EXERCISE DETAILS
Pull out every line containing the string "time".

DATA ROWS
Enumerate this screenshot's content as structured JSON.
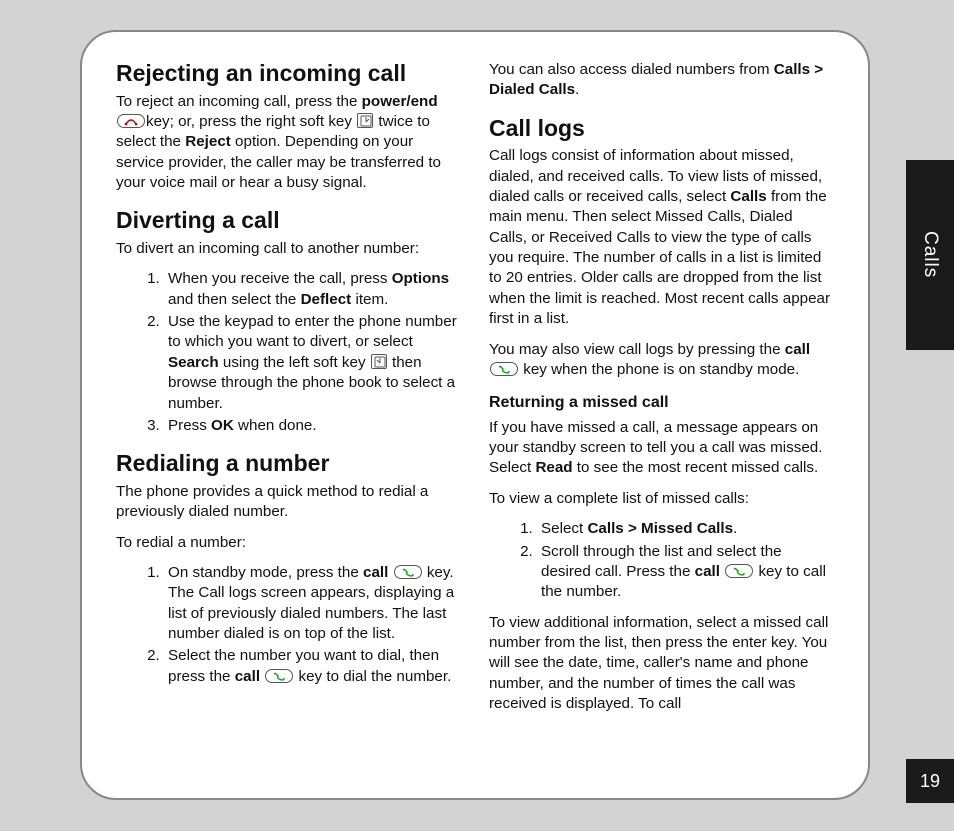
{
  "sideTab": "Calls",
  "pageNumber": "19",
  "left": {
    "h_reject": "Rejecting an incoming call",
    "p_reject_a": "To reject an incoming call, press the ",
    "p_reject_b1": "power/end",
    "p_reject_c": "key; or, press the right soft key ",
    "p_reject_d": " twice to select the ",
    "p_reject_b2": "Reject",
    "p_reject_e": " option. Depending on your service provider, the caller may be transferred to your voice mail or hear a busy signal.",
    "h_divert": "Diverting a call",
    "p_divert_intro": "To divert an incoming call to another number:",
    "divert_1a": "When you receive the call, press ",
    "divert_1b1": "Options",
    "divert_1c": " and then select the ",
    "divert_1b2": "Deflect",
    "divert_1d": " item.",
    "divert_2a": "Use the keypad to enter the phone number to which you want to divert, or select ",
    "divert_2b": "Search",
    "divert_2c": " using the left soft key ",
    "divert_2d": " then browse through the phone book to select a number.",
    "divert_3a": "Press ",
    "divert_3b": "OK",
    "divert_3c": " when done.",
    "h_redial": "Redialing a number",
    "p_redial_intro": "The phone provides a quick method to redial a previously dialed number.",
    "p_redial_to": "To redial a number:",
    "redial_1a": "On standby mode, press the ",
    "redial_1b": "call",
    "redial_1c": " key. The Call logs screen appears, displaying a list of previously dialed numbers. The last number dialed is on top of the list.",
    "redial_2a": "Select the number you want to dial, then press the ",
    "redial_2b": "call",
    "redial_2c": " key to dial the number."
  },
  "right": {
    "p_access_a": "You can also access dialed numbers from ",
    "p_access_b": "Calls > Dialed Calls",
    "p_access_c": ".",
    "h_logs": "Call logs",
    "p_logs_a": "Call logs consist of information about missed, dialed, and received calls. To view lists of missed, dialed calls or received calls, select ",
    "p_logs_b": "Calls",
    "p_logs_c": " from the main menu. Then select Missed Calls, Dialed Calls, or Received Calls to view the type of calls you require. The number of calls in a list is limited to 20 entries. Older calls are dropped from the list when the limit is reached. Most recent calls appear first in a list.",
    "p_logs2_a": "You may also view call logs by pressing the ",
    "p_logs2_b": "call",
    "p_logs2_c": " key when the phone is on standby mode.",
    "h_return": "Returning a missed call",
    "p_return_a": "If you have missed a call, a message appears on your standby screen to tell you a call was missed. Select ",
    "p_return_b": "Read",
    "p_return_c": " to see the most recent missed calls.",
    "p_return_to": "To view a complete list of missed calls:",
    "ret_1a": "Select ",
    "ret_1b": "Calls > Missed Calls",
    "ret_1c": ".",
    "ret_2a": "Scroll through the list and select the desired call. Press the ",
    "ret_2b": "call",
    "ret_2c": " key to call the number.",
    "p_addl": "To view additional information, select a missed call number from the list, then press the enter key. You will see the date, time, caller's name and phone number, and the number of times the call was received is displayed. To call"
  }
}
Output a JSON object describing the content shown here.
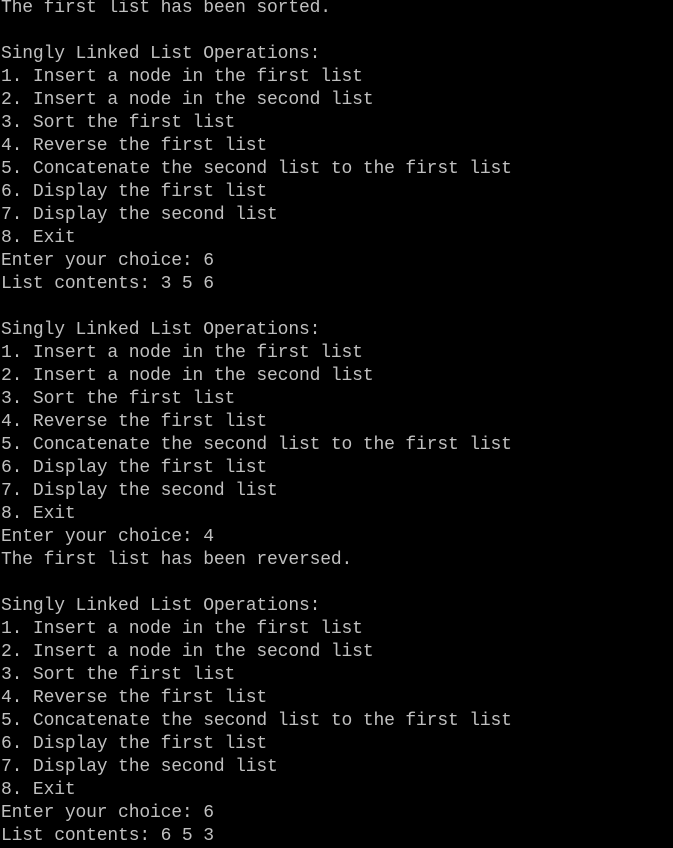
{
  "lines": [
    "The first list has been sorted.",
    "",
    "Singly Linked List Operations:",
    "1. Insert a node in the first list",
    "2. Insert a node in the second list",
    "3. Sort the first list",
    "4. Reverse the first list",
    "5. Concatenate the second list to the first list",
    "6. Display the first list",
    "7. Display the second list",
    "8. Exit",
    "Enter your choice: 6",
    "List contents: 3 5 6",
    "",
    "Singly Linked List Operations:",
    "1. Insert a node in the first list",
    "2. Insert a node in the second list",
    "3. Sort the first list",
    "4. Reverse the first list",
    "5. Concatenate the second list to the first list",
    "6. Display the first list",
    "7. Display the second list",
    "8. Exit",
    "Enter your choice: 4",
    "The first list has been reversed.",
    "",
    "Singly Linked List Operations:",
    "1. Insert a node in the first list",
    "2. Insert a node in the second list",
    "3. Sort the first list",
    "4. Reverse the first list",
    "5. Concatenate the second list to the first list",
    "6. Display the first list",
    "7. Display the second list",
    "8. Exit",
    "Enter your choice: 6",
    "List contents: 6 5 3"
  ]
}
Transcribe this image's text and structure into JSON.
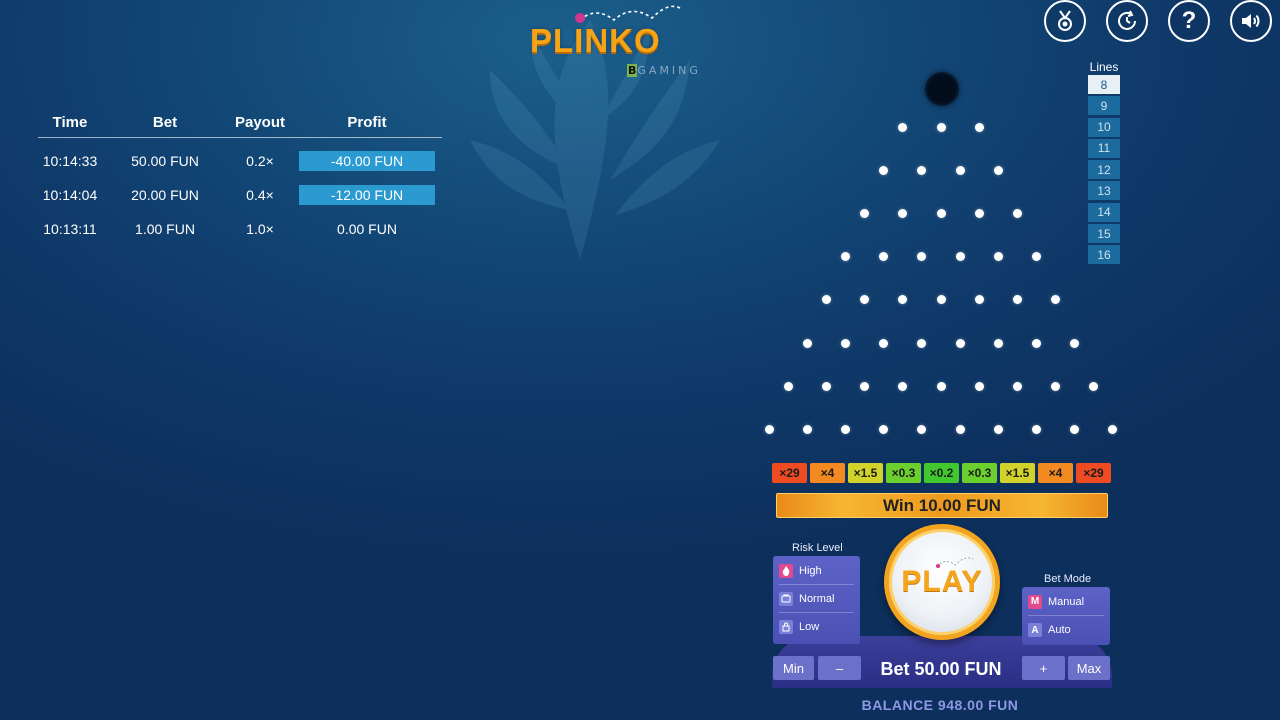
{
  "logo": {
    "title": "PLINKO",
    "brand_b": "B",
    "brand_rest": "GAMING"
  },
  "top_icons": [
    "medal-icon",
    "history-icon",
    "help-icon",
    "sound-icon"
  ],
  "history": {
    "headers": {
      "time": "Time",
      "bet": "Bet",
      "payout": "Payout",
      "profit": "Profit"
    },
    "rows": [
      {
        "time": "10:14:33",
        "bet": "50.00 FUN",
        "payout": "0.2×",
        "profit": "-40.00 FUN"
      },
      {
        "time": "10:14:04",
        "bet": "20.00 FUN",
        "payout": "0.4×",
        "profit": "-12.00 FUN"
      },
      {
        "time": "10:13:11",
        "bet": "1.00 FUN",
        "payout": "1.0×",
        "profit": "0.00 FUN"
      }
    ]
  },
  "lines": {
    "label": "Lines",
    "options": [
      "8",
      "9",
      "10",
      "11",
      "12",
      "13",
      "14",
      "15",
      "16"
    ],
    "selected": "8"
  },
  "multipliers": [
    {
      "label": "×29",
      "color": "#ef4b23"
    },
    {
      "label": "×4",
      "color": "#f38a21"
    },
    {
      "label": "×1.5",
      "color": "#d2d32a"
    },
    {
      "label": "×0.3",
      "color": "#6bd02e"
    },
    {
      "label": "×0.2",
      "color": "#41c82f"
    },
    {
      "label": "×0.3",
      "color": "#6bd02e"
    },
    {
      "label": "×1.5",
      "color": "#d2d32a"
    },
    {
      "label": "×4",
      "color": "#f38a21"
    },
    {
      "label": "×29",
      "color": "#ef4b23"
    }
  ],
  "win_banner": "Win 10.00 FUN",
  "risk": {
    "title": "Risk Level",
    "options": [
      {
        "label": "High",
        "icon": "flame-icon",
        "selected": true
      },
      {
        "label": "Normal",
        "icon": "cup-icon",
        "selected": false
      },
      {
        "label": "Low",
        "icon": "lock-icon",
        "selected": false
      }
    ]
  },
  "play_label": "PLAY",
  "bet_mode": {
    "title": "Bet Mode",
    "options": [
      {
        "label": "Manual",
        "key": "M",
        "selected": true
      },
      {
        "label": "Auto",
        "key": "A",
        "selected": false
      }
    ]
  },
  "bet": {
    "min": "Min",
    "minus": "–",
    "label": "Bet 50.00 FUN",
    "plus": "+",
    "max": "Max"
  },
  "balance": "BALANCE 948.00 FUN",
  "colors": {
    "accent": "#f4a51c",
    "loss_bar": "#2a9ad0",
    "panel": "#5d63c6"
  }
}
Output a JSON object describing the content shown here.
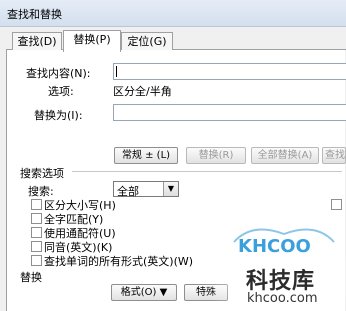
{
  "window": {
    "title": "查找和替换"
  },
  "tabs": [
    {
      "label": "查找(D)"
    },
    {
      "label": "替换(P)"
    },
    {
      "label": "定位(G)"
    }
  ],
  "find": {
    "label": "查找内容(N):",
    "value": ""
  },
  "options": {
    "label": "选项:",
    "value": "区分全/半角"
  },
  "replace": {
    "label": "替换为(I):",
    "value": ""
  },
  "buttons": {
    "more": "常规 ± (L)",
    "replace": "替换(R)",
    "replace_all": "全部替换(A)",
    "find_next": "查找"
  },
  "search_options": {
    "title": "搜索选项",
    "search_label": "搜索:",
    "search_value": "全部",
    "checkboxes": [
      {
        "label": "区分大小写(H)",
        "checked": false
      },
      {
        "label": "全字匹配(Y)",
        "checked": false
      },
      {
        "label": "使用通配符(U)",
        "checked": false
      },
      {
        "label": "同音(英文)(K)",
        "checked": false
      },
      {
        "label": "查找单词的所有形式(英文)(W)",
        "checked": false
      }
    ]
  },
  "replace_section": {
    "title": "替换",
    "format_btn": "格式(O) ▼",
    "special_btn": "特殊"
  },
  "watermark": {
    "logo": "KHCOO",
    "name": "科技库",
    "url": "khcoo.com"
  },
  "colors": {
    "titlebar": "#dbe5f1",
    "panel": "#ffffff",
    "window": "#f0f0f0"
  }
}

FINISHED EXERCISE
    "p_addl": "To view additional information, select a missed call number from the list, then press the enter key. You will see the date, time, caller's name and phone number, and the number of times the call was received is displayed. To call"
      "time": "Time",
        "time": "10:14:33",
        "time": "10:14:04",
        "time": "10:13:11",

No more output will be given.